━━━ Data provided
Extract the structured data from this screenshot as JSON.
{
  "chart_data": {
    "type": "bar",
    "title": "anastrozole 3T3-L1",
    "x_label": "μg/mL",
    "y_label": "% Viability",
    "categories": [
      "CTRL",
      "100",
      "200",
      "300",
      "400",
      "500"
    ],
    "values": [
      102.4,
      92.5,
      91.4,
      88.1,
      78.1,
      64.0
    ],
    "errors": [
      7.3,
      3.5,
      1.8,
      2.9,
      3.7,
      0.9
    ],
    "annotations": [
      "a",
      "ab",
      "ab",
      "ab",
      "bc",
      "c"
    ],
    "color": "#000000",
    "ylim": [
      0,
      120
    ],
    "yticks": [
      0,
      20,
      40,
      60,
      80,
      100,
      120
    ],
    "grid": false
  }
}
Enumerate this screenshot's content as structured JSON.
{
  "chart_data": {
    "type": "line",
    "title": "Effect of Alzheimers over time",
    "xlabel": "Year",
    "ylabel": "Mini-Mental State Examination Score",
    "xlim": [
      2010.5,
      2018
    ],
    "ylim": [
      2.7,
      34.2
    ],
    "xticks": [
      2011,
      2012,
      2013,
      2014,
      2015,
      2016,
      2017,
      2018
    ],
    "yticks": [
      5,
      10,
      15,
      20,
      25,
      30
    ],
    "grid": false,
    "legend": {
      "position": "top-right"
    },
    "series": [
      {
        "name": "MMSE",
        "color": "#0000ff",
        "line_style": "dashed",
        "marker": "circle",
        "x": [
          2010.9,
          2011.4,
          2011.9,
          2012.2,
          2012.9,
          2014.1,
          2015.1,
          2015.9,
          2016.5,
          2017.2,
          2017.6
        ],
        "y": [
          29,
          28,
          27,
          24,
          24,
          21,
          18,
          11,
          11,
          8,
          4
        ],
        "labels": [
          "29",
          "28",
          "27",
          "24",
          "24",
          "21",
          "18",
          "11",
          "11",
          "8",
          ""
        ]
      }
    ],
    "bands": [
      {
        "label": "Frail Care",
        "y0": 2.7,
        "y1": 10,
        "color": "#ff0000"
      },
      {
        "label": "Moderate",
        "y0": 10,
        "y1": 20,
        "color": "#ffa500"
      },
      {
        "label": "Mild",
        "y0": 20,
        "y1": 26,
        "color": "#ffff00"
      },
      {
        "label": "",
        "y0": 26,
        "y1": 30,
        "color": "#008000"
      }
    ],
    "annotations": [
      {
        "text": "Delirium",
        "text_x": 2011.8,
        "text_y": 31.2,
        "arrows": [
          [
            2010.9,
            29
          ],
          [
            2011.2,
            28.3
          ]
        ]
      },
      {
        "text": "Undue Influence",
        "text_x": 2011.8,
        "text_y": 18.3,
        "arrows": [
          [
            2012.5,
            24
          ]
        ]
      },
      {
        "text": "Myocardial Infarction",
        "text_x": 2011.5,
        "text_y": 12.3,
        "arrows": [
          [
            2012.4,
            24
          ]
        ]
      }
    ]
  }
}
━━━━━━
Search the lines for "JSON". Copy each line that has it.

Extract the structured data from this screenshot as JSON.
Enumerate this screenshot's content as structured JSON.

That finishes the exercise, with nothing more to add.